YOUR OBJECTIVE:
Copy down every line where the string "JSON" shows up.

Records from a collection of figures:
....................

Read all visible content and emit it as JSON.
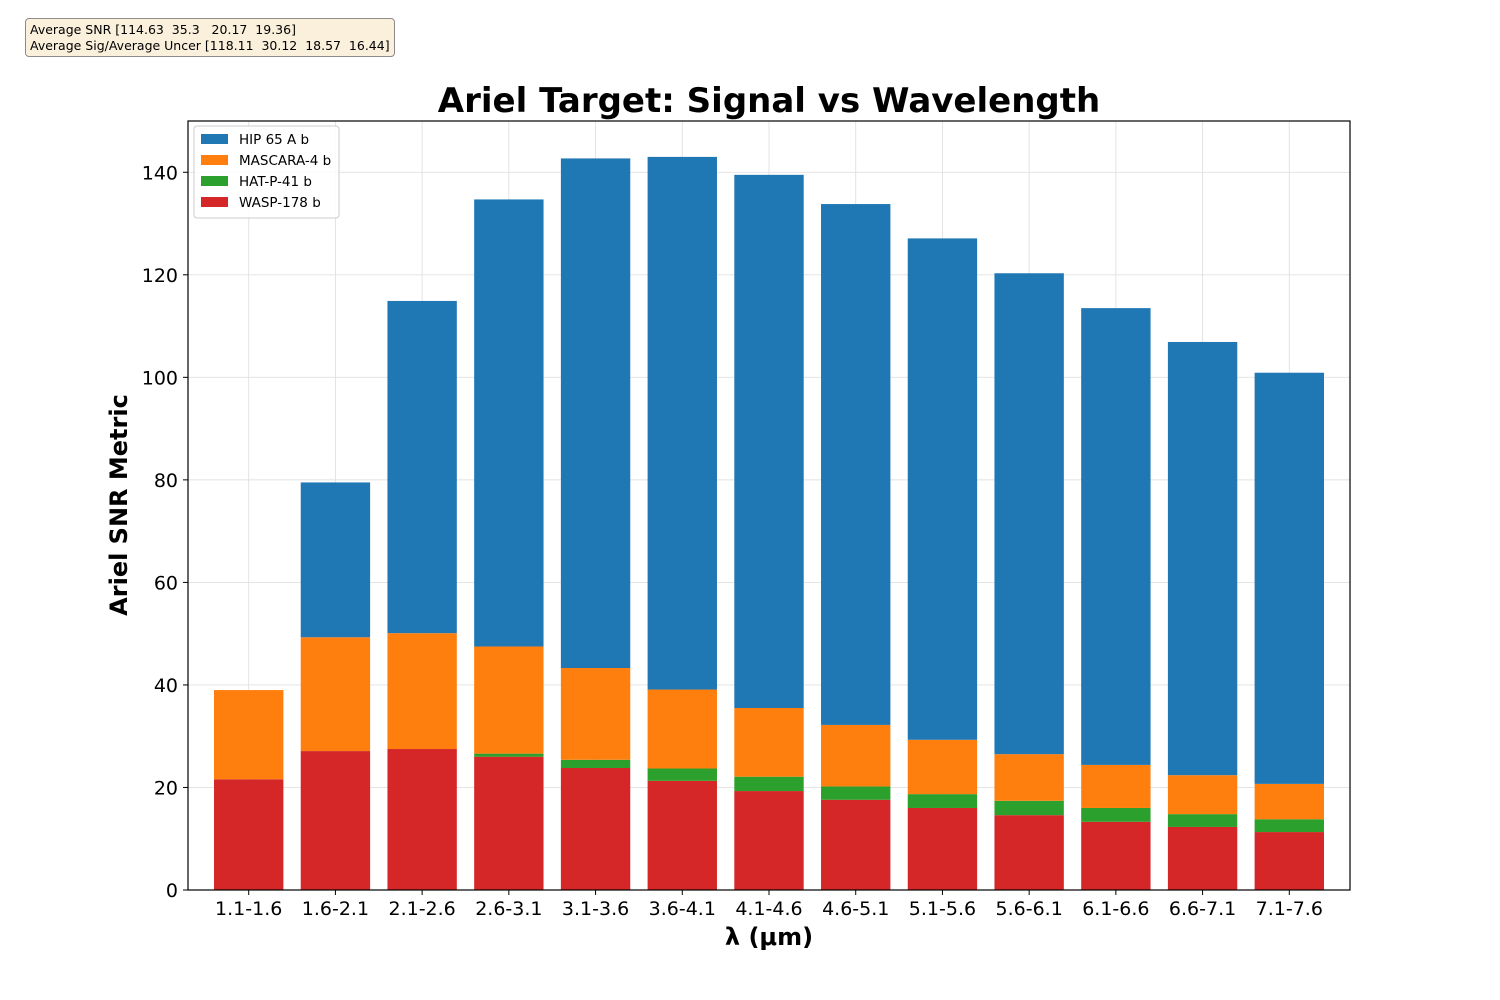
{
  "annotation": {
    "line1": "Average SNR [114.63  35.3   20.17  19.36]",
    "line2": "Average Sig/Average Uncer [118.11  30.12  18.57  16.44]"
  },
  "chart_data": {
    "type": "bar",
    "stacked": true,
    "title": "Ariel Target: Signal vs Wavelength",
    "xlabel": "λ (μm)",
    "ylabel": "Ariel SNR Metric",
    "ylim": [
      0,
      150
    ],
    "yticks": [
      0,
      20,
      40,
      60,
      80,
      100,
      120,
      140
    ],
    "grid": true,
    "legend_position": "top-left",
    "categories": [
      "1.1-1.6",
      "1.6-2.1",
      "2.1-2.6",
      "2.6-3.1",
      "3.1-3.6",
      "3.6-4.1",
      "4.1-4.6",
      "4.6-5.1",
      "5.1-5.6",
      "5.6-6.1",
      "6.1-6.6",
      "6.6-7.1",
      "7.1-7.6"
    ],
    "series": [
      {
        "name": "WASP-178 b",
        "color": "#d62728",
        "values": [
          21.6,
          27.1,
          27.5,
          26.0,
          23.8,
          21.3,
          19.3,
          17.6,
          16.0,
          14.6,
          13.3,
          12.3,
          11.3
        ]
      },
      {
        "name": "HAT-P-41 b",
        "color": "#2ca02c",
        "values": [
          0,
          0,
          0,
          0.6,
          1.6,
          2.4,
          2.8,
          2.6,
          2.7,
          2.8,
          2.7,
          2.5,
          2.5
        ]
      },
      {
        "name": "MASCARA-4 b",
        "color": "#ff7f0e",
        "values": [
          17.4,
          22.2,
          22.6,
          20.9,
          17.9,
          15.4,
          13.4,
          12.0,
          10.6,
          9.1,
          8.4,
          7.6,
          6.9
        ]
      },
      {
        "name": "HIP 65 A b",
        "color": "#1f77b4",
        "values": [
          0,
          30.2,
          64.8,
          87.2,
          99.4,
          103.9,
          104.0,
          101.6,
          97.8,
          93.8,
          89.1,
          84.5,
          80.2
        ]
      }
    ],
    "legend_order": [
      "HIP 65 A b",
      "MASCARA-4 b",
      "HAT-P-41 b",
      "WASP-178 b"
    ]
  }
}
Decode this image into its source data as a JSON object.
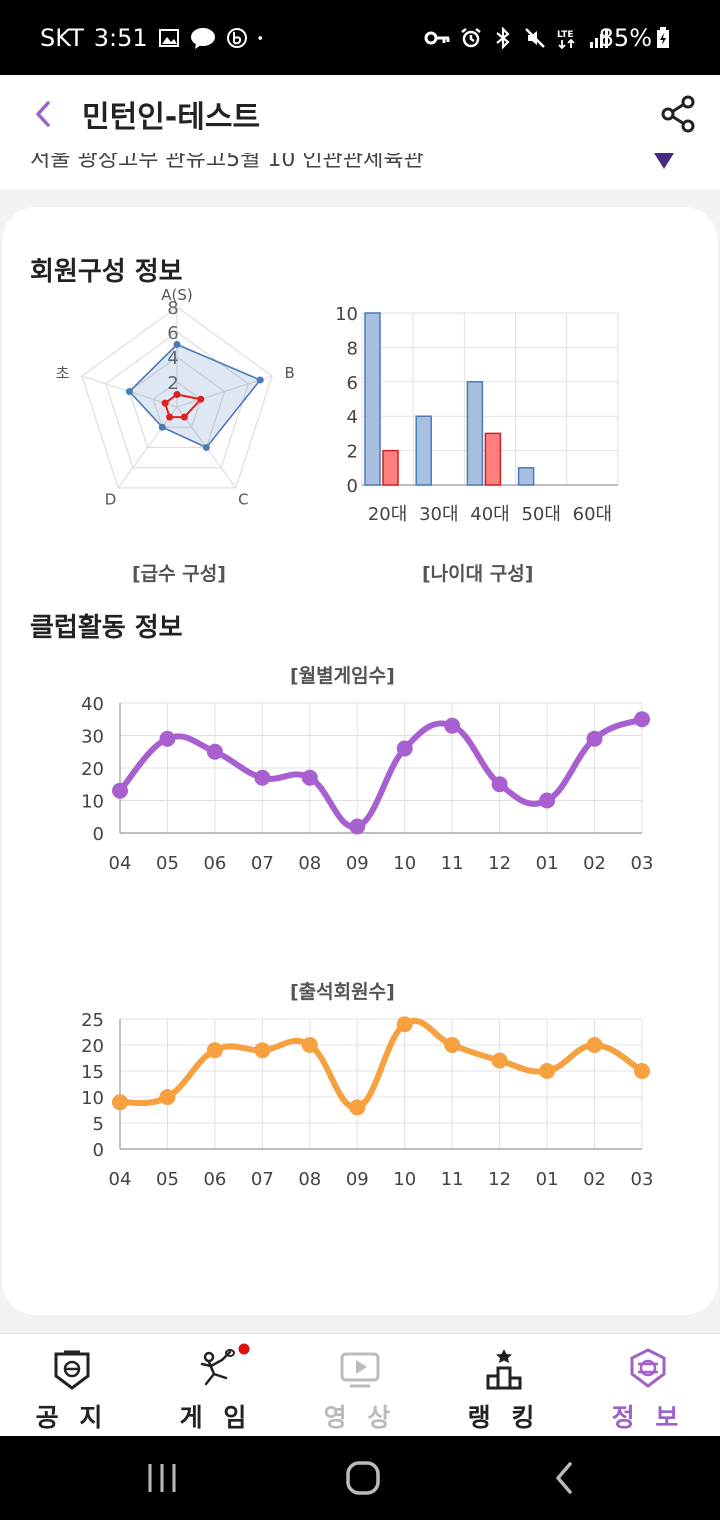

....................

REPLY:
Read all visible content and emit it as JSON.
Decode this image into its source data as a JSON object.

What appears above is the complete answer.